(Box annotation data)
___
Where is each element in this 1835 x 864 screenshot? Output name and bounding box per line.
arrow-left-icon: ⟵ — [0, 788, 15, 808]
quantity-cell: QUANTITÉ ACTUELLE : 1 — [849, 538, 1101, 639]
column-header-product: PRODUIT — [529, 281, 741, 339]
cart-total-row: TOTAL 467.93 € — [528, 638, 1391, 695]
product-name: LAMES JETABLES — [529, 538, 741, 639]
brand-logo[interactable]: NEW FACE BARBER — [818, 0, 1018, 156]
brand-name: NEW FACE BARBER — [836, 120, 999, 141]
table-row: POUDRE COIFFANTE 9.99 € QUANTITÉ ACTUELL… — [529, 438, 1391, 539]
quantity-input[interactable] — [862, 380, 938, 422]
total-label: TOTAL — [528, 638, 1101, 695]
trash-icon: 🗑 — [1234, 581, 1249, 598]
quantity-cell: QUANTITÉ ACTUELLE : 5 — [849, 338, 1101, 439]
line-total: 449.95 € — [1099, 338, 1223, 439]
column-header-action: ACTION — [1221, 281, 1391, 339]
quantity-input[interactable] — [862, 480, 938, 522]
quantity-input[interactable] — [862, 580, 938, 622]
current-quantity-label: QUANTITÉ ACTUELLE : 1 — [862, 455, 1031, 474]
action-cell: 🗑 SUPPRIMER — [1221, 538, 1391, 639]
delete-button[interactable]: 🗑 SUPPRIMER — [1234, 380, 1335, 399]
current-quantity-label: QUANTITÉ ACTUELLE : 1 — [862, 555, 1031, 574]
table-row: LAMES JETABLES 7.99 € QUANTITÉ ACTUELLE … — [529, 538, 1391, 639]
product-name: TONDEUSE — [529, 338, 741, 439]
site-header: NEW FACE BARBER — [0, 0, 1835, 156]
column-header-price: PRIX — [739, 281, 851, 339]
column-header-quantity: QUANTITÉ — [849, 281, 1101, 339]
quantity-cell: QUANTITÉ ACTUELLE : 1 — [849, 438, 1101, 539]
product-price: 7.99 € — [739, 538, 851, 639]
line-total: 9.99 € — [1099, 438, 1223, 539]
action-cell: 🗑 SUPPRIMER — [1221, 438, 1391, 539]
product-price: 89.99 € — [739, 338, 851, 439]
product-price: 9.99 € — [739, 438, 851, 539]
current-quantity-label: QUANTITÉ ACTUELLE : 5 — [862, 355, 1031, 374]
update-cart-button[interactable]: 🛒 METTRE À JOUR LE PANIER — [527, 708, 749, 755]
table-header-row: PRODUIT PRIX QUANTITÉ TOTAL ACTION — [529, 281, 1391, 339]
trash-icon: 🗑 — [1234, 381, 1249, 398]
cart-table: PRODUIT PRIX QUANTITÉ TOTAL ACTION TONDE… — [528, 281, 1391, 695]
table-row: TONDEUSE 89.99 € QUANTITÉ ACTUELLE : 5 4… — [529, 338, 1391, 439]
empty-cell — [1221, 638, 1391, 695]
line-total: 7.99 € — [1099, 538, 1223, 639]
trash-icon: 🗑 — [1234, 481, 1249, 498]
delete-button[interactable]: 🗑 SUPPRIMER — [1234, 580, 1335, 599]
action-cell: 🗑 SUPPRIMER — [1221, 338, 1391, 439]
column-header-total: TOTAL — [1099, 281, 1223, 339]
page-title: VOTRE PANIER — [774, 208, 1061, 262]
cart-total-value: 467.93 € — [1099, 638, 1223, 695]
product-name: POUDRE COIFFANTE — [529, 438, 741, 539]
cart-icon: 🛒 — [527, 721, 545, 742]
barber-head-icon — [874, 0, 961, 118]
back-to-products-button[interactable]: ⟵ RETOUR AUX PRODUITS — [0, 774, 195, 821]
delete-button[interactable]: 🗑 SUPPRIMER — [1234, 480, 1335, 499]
___
> **The problem**: Please swap every "quantity-input" for "quantity-field" in the material, from its first line through the line containing "555, 1031, 574]", and write those lines out again with nothing else changed.

> **Solved problem**:
Where is each element in this 1835 x 864 screenshot? Output name and bounding box per line.
arrow-left-icon: ⟵ — [0, 788, 15, 808]
quantity-cell: QUANTITÉ ACTUELLE : 1 — [849, 538, 1101, 639]
column-header-product: PRODUIT — [529, 281, 741, 339]
cart-total-row: TOTAL 467.93 € — [528, 638, 1391, 695]
product-name: LAMES JETABLES — [529, 538, 741, 639]
brand-logo[interactable]: NEW FACE BARBER — [818, 0, 1018, 156]
brand-name: NEW FACE BARBER — [836, 120, 999, 141]
table-row: POUDRE COIFFANTE 9.99 € QUANTITÉ ACTUELL… — [529, 438, 1391, 539]
quantity-field[interactable] — [862, 380, 938, 422]
total-label: TOTAL — [528, 638, 1101, 695]
trash-icon: 🗑 — [1234, 581, 1249, 598]
quantity-cell: QUANTITÉ ACTUELLE : 5 — [849, 338, 1101, 439]
line-total: 449.95 € — [1099, 338, 1223, 439]
column-header-action: ACTION — [1221, 281, 1391, 339]
quantity-field[interactable] — [862, 480, 938, 522]
quantity-field[interactable] — [862, 580, 938, 622]
current-quantity-label: QUANTITÉ ACTUELLE : 1 — [862, 455, 1031, 474]
action-cell: 🗑 SUPPRIMER — [1221, 538, 1391, 639]
delete-button[interactable]: 🗑 SUPPRIMER — [1234, 380, 1335, 399]
current-quantity-label: QUANTITÉ ACTUELLE : 1 — [862, 555, 1031, 574]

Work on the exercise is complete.